The exercise.
Quote each line of the records below verbatim, without the picture.

Working data.
BEGIN

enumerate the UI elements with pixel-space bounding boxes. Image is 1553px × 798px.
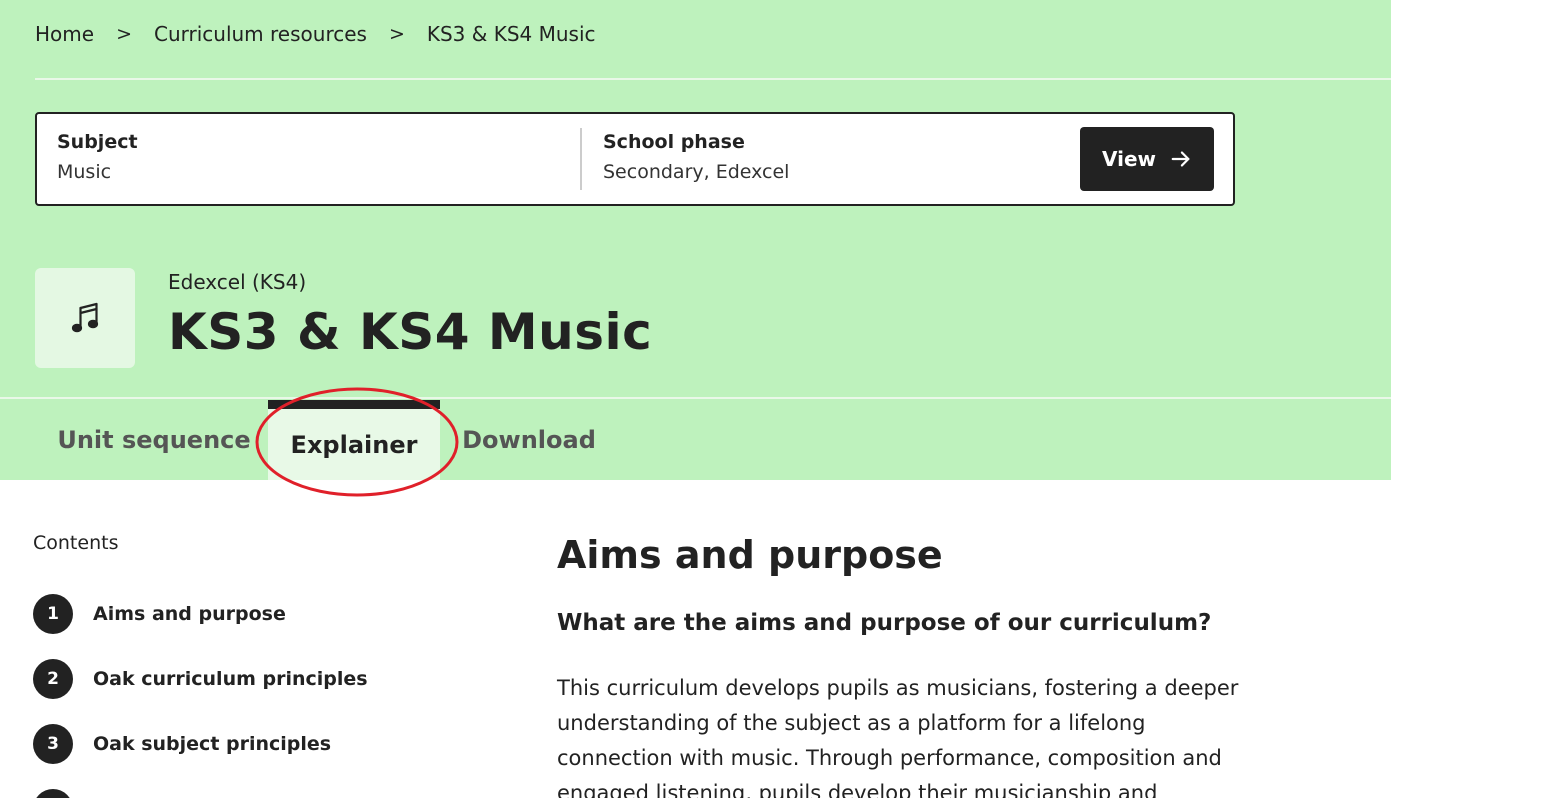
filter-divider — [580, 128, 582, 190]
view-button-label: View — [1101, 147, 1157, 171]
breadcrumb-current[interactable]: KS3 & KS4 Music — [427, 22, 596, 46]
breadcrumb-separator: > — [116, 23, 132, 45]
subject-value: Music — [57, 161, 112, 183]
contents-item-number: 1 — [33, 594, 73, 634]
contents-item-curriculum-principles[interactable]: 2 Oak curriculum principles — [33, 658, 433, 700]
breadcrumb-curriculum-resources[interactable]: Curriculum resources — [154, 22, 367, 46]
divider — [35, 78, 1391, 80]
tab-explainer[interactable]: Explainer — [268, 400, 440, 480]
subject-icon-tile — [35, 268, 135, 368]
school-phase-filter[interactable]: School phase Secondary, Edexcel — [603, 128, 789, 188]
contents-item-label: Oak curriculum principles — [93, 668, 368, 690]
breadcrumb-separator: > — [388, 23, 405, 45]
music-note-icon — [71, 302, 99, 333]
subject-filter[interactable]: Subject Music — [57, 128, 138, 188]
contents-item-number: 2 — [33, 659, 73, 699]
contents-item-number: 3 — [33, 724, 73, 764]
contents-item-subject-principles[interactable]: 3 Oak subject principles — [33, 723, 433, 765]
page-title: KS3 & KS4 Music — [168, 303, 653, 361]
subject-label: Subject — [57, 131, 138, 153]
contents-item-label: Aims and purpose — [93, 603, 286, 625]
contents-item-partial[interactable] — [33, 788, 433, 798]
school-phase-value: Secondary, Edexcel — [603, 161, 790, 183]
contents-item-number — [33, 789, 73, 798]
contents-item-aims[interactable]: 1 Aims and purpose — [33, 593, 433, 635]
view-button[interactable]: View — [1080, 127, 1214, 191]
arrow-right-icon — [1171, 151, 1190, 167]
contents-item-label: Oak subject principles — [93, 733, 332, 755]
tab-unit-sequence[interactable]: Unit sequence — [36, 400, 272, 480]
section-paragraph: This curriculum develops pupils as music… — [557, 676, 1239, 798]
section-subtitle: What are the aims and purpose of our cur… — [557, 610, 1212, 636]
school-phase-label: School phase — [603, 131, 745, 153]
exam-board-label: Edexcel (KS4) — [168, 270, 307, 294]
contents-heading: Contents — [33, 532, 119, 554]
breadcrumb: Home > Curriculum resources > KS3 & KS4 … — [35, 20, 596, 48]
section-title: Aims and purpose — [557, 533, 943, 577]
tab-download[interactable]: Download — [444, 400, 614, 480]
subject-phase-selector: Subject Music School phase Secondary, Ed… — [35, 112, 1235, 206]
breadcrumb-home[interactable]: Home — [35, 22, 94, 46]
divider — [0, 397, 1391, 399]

END

The solution.
enumerate the UI elements with pixel-space bounding boxes. Image is 1553px × 798px.
filter-divider — [580, 128, 582, 190]
view-button-label: View — [1101, 147, 1157, 171]
breadcrumb-current[interactable]: KS3 & KS4 Music — [427, 22, 596, 46]
breadcrumb-separator: > — [116, 23, 132, 45]
subject-value: Music — [57, 161, 112, 183]
contents-item-number: 1 — [33, 594, 73, 634]
contents-item-curriculum-principles[interactable]: 2 Oak curriculum principles — [33, 658, 433, 700]
breadcrumb-curriculum-resources[interactable]: Curriculum resources — [154, 22, 367, 46]
divider — [35, 78, 1391, 80]
tab-explainer[interactable]: Explainer — [268, 400, 440, 480]
subject-icon-tile — [35, 268, 135, 368]
school-phase-filter[interactable]: School phase Secondary, Edexcel — [603, 128, 789, 188]
contents-item-label: Oak curriculum principles — [93, 668, 368, 690]
breadcrumb-separator: > — [388, 23, 405, 45]
music-note-icon — [71, 302, 99, 333]
subject-filter[interactable]: Subject Music — [57, 128, 138, 188]
contents-item-number: 2 — [33, 659, 73, 699]
contents-item-number: 3 — [33, 724, 73, 764]
contents-item-subject-principles[interactable]: 3 Oak subject principles — [33, 723, 433, 765]
page-title: KS3 & KS4 Music — [168, 303, 653, 361]
subject-label: Subject — [57, 131, 138, 153]
contents-item-label: Aims and purpose — [93, 603, 286, 625]
contents-item-partial[interactable] — [33, 788, 433, 798]
school-phase-value: Secondary, Edexcel — [603, 161, 790, 183]
contents-item-number — [33, 789, 73, 798]
contents-item-aims[interactable]: 1 Aims and purpose — [33, 593, 433, 635]
view-button[interactable]: View — [1080, 127, 1214, 191]
arrow-right-icon — [1171, 151, 1190, 167]
contents-item-label: Oak subject principles — [93, 733, 332, 755]
tab-unit-sequence[interactable]: Unit sequence — [36, 400, 272, 480]
section-paragraph: This curriculum develops pupils as music… — [557, 676, 1239, 798]
section-subtitle: What are the aims and purpose of our cur… — [557, 610, 1212, 636]
school-phase-label: School phase — [603, 131, 745, 153]
exam-board-label: Edexcel (KS4) — [168, 270, 307, 294]
contents-heading: Contents — [33, 532, 119, 554]
breadcrumb: Home > Curriculum resources > KS3 & KS4 … — [35, 20, 596, 48]
section-title: Aims and purpose — [557, 533, 943, 577]
tab-download[interactable]: Download — [444, 400, 614, 480]
subject-phase-selector: Subject Music School phase Secondary, Ed… — [35, 112, 1235, 206]
breadcrumb-home[interactable]: Home — [35, 22, 94, 46]
divider — [0, 397, 1391, 399]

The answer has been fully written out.